Rows from a data collection:
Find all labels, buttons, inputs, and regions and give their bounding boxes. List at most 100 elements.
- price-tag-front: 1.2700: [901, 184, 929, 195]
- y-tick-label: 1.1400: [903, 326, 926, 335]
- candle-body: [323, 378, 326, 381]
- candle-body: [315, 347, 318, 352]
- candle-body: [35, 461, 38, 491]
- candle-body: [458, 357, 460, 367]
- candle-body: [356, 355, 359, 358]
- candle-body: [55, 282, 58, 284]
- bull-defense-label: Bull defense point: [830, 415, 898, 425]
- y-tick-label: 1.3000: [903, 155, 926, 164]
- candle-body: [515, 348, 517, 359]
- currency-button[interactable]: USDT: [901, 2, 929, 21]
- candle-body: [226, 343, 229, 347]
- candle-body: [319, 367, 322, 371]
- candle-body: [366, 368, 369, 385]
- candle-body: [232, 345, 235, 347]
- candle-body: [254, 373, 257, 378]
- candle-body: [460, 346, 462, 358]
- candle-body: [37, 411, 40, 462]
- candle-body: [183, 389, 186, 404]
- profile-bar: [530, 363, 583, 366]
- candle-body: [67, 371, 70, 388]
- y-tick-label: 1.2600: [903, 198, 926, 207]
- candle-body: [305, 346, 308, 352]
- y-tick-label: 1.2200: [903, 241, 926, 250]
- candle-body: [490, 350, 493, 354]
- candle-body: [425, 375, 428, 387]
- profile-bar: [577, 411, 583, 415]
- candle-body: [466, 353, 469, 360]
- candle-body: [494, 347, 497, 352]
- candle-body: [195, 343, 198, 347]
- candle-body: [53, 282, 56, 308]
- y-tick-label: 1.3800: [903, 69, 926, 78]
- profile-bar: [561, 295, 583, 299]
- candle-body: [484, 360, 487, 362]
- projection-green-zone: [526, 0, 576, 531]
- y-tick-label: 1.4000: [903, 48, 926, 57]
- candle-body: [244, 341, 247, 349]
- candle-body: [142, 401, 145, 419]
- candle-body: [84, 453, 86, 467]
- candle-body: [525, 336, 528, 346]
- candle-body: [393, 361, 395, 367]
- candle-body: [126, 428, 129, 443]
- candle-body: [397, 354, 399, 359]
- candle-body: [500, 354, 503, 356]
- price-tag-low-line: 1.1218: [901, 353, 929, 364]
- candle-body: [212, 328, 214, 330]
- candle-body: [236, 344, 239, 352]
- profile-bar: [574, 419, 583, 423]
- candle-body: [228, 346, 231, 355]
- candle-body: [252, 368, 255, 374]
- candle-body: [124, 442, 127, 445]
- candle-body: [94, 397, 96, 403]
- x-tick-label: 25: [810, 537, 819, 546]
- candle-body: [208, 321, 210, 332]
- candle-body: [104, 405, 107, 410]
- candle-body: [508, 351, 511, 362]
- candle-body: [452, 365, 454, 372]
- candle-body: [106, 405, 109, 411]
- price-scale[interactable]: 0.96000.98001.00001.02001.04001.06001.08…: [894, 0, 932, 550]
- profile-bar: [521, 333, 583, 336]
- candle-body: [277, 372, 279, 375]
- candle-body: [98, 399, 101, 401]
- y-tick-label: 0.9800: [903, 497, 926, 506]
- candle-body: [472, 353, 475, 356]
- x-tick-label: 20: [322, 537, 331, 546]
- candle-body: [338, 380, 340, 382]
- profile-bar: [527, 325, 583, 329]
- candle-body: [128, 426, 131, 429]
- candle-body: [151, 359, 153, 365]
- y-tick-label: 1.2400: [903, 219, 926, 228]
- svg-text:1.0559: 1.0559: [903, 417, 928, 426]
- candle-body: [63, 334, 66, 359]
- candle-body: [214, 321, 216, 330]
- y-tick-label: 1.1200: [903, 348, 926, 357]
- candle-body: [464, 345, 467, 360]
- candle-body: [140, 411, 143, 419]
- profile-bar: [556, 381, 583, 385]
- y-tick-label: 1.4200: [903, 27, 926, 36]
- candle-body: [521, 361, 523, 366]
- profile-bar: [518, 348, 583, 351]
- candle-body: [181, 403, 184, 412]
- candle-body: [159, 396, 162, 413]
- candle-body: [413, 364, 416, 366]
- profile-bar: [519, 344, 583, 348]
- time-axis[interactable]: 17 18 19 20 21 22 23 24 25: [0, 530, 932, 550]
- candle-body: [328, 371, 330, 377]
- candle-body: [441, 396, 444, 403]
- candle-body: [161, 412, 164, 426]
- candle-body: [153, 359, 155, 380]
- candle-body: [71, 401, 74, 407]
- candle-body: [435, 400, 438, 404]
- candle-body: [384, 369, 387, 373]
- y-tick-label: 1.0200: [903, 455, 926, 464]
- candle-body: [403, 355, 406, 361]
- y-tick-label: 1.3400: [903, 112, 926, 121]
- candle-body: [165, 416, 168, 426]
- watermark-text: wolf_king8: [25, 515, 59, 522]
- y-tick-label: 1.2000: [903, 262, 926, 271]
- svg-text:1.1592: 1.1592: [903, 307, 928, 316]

▸ GOAL OF THE EXERCISE:
Rename "candle-body" to "candlestick-body" throughout all the rows above and reproduce them with nothing else changed.

▸ SOLVED EXERCISE:
Find all labels, buttons, inputs, and regions and give their bounding boxes. List at most 100 elements.
- price-tag-front: 1.2700: [901, 184, 929, 195]
- y-tick-label: 1.1400: [903, 326, 926, 335]
- candlestick-body: [323, 378, 326, 381]
- candlestick-body: [315, 347, 318, 352]
- candlestick-body: [35, 461, 38, 491]
- candlestick-body: [458, 357, 460, 367]
- candlestick-body: [356, 355, 359, 358]
- candlestick-body: [55, 282, 58, 284]
- bull-defense-label: Bull defense point: [830, 415, 898, 425]
- y-tick-label: 1.3000: [903, 155, 926, 164]
- candlestick-body: [515, 348, 517, 359]
- currency-button[interactable]: USDT: [901, 2, 929, 21]
- candlestick-body: [226, 343, 229, 347]
- candlestick-body: [319, 367, 322, 371]
- candlestick-body: [366, 368, 369, 385]
- candlestick-body: [232, 345, 235, 347]
- candlestick-body: [254, 373, 257, 378]
- candlestick-body: [460, 346, 462, 358]
- candlestick-body: [37, 411, 40, 462]
- candlestick-body: [183, 389, 186, 404]
- profile-bar: [530, 363, 583, 366]
- candlestick-body: [67, 371, 70, 388]
- y-tick-label: 1.2600: [903, 198, 926, 207]
- candlestick-body: [305, 346, 308, 352]
- y-tick-label: 1.2200: [903, 241, 926, 250]
- candlestick-body: [490, 350, 493, 354]
- candlestick-body: [425, 375, 428, 387]
- profile-bar: [577, 411, 583, 415]
- candlestick-body: [466, 353, 469, 360]
- candlestick-body: [494, 347, 497, 352]
- candlestick-body: [195, 343, 198, 347]
- candlestick-body: [53, 282, 56, 308]
- y-tick-label: 1.3800: [903, 69, 926, 78]
- profile-bar: [561, 295, 583, 299]
- candlestick-body: [484, 360, 487, 362]
- projection-green-zone: [526, 0, 576, 531]
- y-tick-label: 1.4000: [903, 48, 926, 57]
- candlestick-body: [244, 341, 247, 349]
- candlestick-body: [142, 401, 145, 419]
- candlestick-body: [84, 453, 86, 467]
- candlestick-body: [525, 336, 528, 346]
- candlestick-body: [393, 361, 395, 367]
- candlestick-body: [126, 428, 129, 443]
- candlestick-body: [397, 354, 399, 359]
- candlestick-body: [500, 354, 503, 356]
- price-tag-low-line: 1.1218: [901, 353, 929, 364]
- candlestick-body: [212, 328, 214, 330]
- candlestick-body: [236, 344, 239, 352]
- profile-bar: [574, 419, 583, 423]
- candlestick-body: [228, 346, 231, 355]
- candlestick-body: [252, 368, 255, 374]
- candlestick-body: [124, 442, 127, 445]
- candlestick-body: [94, 397, 96, 403]
- x-tick-label: 25: [810, 537, 819, 546]
- candlestick-body: [208, 321, 210, 332]
- candlestick-body: [104, 405, 107, 410]
- candlestick-body: [508, 351, 511, 362]
- candlestick-body: [452, 365, 454, 372]
- candlestick-body: [106, 405, 109, 411]
- price-scale[interactable]: 0.96000.98001.00001.02001.04001.06001.08…: [894, 0, 932, 550]
- profile-bar: [521, 333, 583, 336]
- candlestick-body: [277, 372, 279, 375]
- candlestick-body: [98, 399, 101, 401]
- y-tick-label: 0.9800: [903, 497, 926, 506]
- candlestick-body: [472, 353, 475, 356]
- x-tick-label: 20: [322, 537, 331, 546]
- candlestick-body: [338, 380, 340, 382]
- profile-bar: [527, 325, 583, 329]
- candlestick-body: [128, 426, 131, 429]
- candlestick-body: [151, 359, 153, 365]
- y-tick-label: 1.2400: [903, 219, 926, 228]
- svg-text:1.0559: 1.0559: [903, 417, 928, 426]
- candlestick-body: [63, 334, 66, 359]
- candlestick-body: [214, 321, 216, 330]
- y-tick-label: 1.1200: [903, 348, 926, 357]
- candlestick-body: [464, 345, 467, 360]
- candlestick-body: [140, 411, 143, 419]
- profile-bar: [556, 381, 583, 385]
- y-tick-label: 1.4200: [903, 27, 926, 36]
- candlestick-body: [521, 361, 523, 366]
- profile-bar: [518, 348, 583, 351]
- candlestick-body: [181, 403, 184, 412]
- candlestick-body: [159, 396, 162, 413]
- candlestick-body: [413, 364, 416, 366]
- profile-bar: [519, 344, 583, 348]
- time-axis[interactable]: 17 18 19 20 21 22 23 24 25: [0, 530, 932, 550]
- candlestick-body: [328, 371, 330, 377]
- candlestick-body: [441, 396, 444, 403]
- candlestick-body: [161, 412, 164, 426]
- candlestick-body: [153, 359, 155, 380]
- candlestick-body: [71, 401, 74, 407]
- candlestick-body: [435, 400, 438, 404]
- candlestick-body: [384, 369, 387, 373]
- y-tick-label: 1.0200: [903, 455, 926, 464]
- candlestick-body: [403, 355, 406, 361]
- y-tick-label: 1.3400: [903, 112, 926, 121]
- candlestick-body: [165, 416, 168, 426]
- watermark-text: wolf_king8: [25, 515, 59, 522]
- y-tick-label: 1.2000: [903, 262, 926, 271]
- svg-text:1.1592: 1.1592: [903, 307, 928, 316]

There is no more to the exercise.